▶ _PROBLEM DESCRIPTION_
Look below. Copy each line that has "this" in it.

Data entries for graphics:
+ + + + +

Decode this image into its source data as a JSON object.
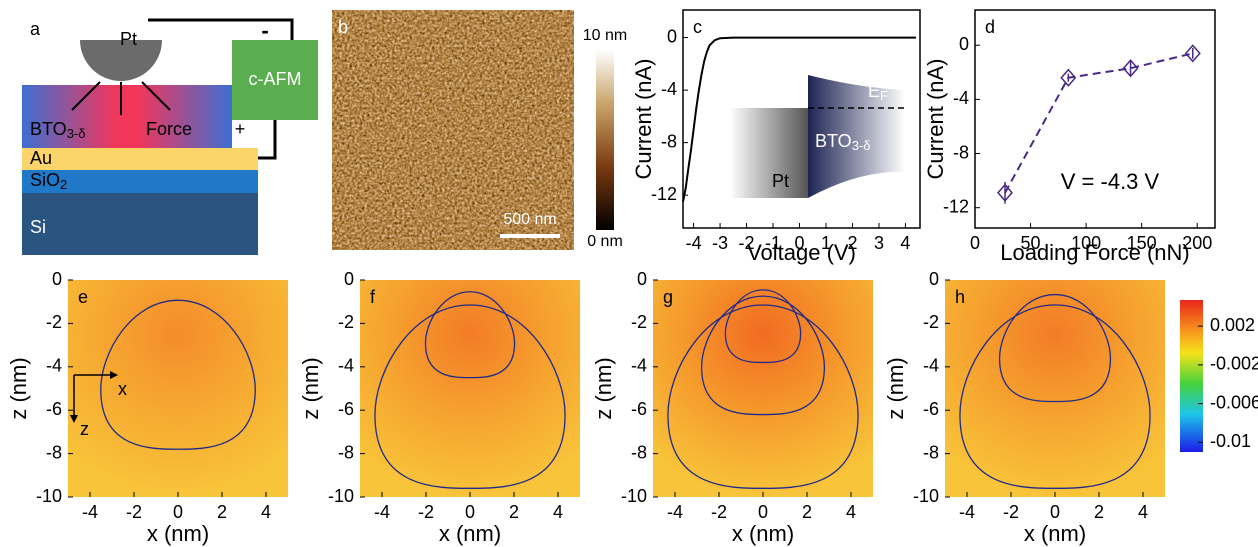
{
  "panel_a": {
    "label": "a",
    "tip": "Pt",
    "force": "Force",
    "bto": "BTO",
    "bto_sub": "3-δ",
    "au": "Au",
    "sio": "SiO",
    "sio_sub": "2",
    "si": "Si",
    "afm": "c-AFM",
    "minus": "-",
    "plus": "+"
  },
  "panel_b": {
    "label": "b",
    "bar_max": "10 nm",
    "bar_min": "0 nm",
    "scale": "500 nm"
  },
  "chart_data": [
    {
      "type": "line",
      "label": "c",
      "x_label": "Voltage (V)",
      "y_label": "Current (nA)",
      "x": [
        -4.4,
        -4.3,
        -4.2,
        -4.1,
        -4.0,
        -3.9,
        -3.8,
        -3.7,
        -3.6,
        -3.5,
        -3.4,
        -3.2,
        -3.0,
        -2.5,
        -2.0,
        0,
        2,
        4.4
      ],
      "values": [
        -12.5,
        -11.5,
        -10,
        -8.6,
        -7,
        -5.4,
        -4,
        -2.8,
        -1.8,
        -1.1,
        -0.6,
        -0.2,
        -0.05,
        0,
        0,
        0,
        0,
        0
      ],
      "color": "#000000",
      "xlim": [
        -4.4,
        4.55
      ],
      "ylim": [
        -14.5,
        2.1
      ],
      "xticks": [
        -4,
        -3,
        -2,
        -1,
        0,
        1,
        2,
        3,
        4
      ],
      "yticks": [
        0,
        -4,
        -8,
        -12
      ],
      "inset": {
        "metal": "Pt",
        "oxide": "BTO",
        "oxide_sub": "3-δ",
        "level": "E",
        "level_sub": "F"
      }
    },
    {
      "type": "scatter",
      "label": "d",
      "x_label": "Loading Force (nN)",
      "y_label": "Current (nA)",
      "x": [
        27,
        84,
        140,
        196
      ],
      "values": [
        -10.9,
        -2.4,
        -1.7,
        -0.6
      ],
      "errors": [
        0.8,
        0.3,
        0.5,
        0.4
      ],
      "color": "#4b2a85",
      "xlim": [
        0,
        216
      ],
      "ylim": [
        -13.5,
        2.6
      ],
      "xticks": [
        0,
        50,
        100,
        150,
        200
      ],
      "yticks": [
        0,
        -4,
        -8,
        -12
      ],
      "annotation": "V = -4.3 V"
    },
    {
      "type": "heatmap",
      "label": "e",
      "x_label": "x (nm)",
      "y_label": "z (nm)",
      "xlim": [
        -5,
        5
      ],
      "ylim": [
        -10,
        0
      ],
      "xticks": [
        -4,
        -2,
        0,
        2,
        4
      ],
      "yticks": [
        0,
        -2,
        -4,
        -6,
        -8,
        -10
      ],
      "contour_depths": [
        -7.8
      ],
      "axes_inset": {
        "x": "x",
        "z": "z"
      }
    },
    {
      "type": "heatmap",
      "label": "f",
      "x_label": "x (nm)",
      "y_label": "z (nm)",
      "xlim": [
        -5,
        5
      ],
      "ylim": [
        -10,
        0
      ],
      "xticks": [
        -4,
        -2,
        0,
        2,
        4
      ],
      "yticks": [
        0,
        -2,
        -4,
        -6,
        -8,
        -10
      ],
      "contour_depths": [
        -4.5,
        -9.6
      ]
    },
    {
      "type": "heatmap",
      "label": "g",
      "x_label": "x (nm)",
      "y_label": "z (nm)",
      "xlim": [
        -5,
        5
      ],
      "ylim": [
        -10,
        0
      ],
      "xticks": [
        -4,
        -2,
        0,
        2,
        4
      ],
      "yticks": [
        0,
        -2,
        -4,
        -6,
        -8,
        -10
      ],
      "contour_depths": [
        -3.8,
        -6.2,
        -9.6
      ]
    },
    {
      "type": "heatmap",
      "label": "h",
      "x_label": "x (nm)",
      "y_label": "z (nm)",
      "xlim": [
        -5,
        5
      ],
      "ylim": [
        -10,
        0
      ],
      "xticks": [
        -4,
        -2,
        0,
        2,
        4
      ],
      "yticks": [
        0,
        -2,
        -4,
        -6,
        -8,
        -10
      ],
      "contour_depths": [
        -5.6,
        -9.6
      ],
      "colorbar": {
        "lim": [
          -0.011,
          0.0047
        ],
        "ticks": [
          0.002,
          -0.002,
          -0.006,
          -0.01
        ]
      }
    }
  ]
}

+ + + + +

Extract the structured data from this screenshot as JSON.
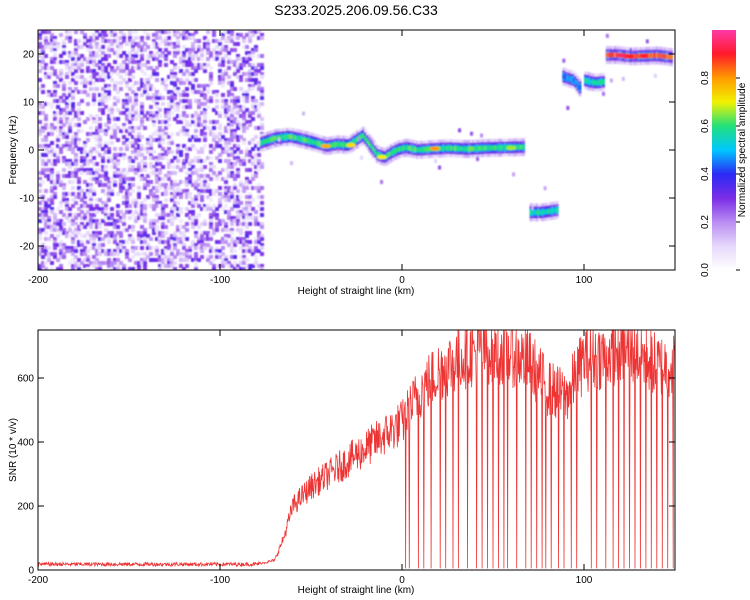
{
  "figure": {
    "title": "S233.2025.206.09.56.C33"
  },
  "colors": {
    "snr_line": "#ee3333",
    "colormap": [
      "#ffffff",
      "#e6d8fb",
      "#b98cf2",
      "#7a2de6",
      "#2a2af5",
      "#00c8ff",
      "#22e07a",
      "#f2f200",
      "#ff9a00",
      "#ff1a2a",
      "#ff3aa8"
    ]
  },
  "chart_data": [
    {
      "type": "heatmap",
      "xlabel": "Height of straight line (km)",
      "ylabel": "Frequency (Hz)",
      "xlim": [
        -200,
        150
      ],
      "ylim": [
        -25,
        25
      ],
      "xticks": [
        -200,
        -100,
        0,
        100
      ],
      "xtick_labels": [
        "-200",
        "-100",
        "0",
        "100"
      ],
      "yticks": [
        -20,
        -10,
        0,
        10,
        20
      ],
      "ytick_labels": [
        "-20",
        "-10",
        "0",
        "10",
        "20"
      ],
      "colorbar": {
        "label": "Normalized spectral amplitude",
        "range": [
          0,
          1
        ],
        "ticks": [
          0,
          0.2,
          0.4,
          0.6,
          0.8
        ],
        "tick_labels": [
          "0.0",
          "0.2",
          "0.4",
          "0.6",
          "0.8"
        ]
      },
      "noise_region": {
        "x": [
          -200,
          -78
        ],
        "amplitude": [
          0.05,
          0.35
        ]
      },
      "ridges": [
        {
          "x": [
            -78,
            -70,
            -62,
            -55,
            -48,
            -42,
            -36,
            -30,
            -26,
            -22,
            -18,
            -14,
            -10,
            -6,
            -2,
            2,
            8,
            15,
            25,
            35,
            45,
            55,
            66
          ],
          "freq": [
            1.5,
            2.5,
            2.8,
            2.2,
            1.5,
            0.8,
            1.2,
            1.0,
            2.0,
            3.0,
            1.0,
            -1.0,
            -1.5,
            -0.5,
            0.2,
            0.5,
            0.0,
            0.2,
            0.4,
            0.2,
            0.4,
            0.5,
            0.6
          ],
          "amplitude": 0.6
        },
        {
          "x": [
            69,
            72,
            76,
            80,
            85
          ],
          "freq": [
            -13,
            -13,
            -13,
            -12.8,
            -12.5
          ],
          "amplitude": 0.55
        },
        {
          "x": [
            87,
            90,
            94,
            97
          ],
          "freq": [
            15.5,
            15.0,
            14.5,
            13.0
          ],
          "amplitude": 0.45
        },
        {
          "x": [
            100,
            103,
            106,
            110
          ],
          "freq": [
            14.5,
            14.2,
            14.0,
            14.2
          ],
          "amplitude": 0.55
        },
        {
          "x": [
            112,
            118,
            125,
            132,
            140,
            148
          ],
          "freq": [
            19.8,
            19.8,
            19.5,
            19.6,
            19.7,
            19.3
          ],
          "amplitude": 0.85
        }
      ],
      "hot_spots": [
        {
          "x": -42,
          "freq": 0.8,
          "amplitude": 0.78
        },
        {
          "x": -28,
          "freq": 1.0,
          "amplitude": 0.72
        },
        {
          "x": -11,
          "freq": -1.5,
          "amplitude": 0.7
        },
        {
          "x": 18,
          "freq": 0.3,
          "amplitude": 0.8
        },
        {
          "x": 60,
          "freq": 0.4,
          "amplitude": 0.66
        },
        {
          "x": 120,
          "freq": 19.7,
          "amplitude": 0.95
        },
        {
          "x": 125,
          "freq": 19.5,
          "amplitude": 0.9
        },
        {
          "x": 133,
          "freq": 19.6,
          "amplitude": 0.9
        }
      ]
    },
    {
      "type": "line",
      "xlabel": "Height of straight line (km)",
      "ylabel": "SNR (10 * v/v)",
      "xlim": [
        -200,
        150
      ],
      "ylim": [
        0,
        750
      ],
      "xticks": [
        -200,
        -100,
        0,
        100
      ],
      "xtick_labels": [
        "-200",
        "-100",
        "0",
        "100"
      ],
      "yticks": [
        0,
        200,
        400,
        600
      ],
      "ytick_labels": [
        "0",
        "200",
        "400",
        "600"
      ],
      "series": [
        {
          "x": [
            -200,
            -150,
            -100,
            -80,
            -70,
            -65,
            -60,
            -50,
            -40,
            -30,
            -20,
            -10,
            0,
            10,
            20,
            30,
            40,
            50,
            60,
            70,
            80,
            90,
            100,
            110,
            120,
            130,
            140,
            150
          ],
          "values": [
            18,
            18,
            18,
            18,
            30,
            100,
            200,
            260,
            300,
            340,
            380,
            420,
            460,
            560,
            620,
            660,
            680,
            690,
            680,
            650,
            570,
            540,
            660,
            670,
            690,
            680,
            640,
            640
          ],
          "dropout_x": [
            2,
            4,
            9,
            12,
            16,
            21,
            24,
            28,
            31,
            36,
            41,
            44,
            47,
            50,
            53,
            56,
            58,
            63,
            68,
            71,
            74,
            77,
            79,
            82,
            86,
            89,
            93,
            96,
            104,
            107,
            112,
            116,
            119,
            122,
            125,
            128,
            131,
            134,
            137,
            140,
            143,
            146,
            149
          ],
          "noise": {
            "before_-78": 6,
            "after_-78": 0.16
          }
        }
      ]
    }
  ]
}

+ + + + +

▶ _OUTPUT OF THE EXERCISE_
Decode this image into its source data as a JSON object.
Extract the structured data from this screenshot as JSON.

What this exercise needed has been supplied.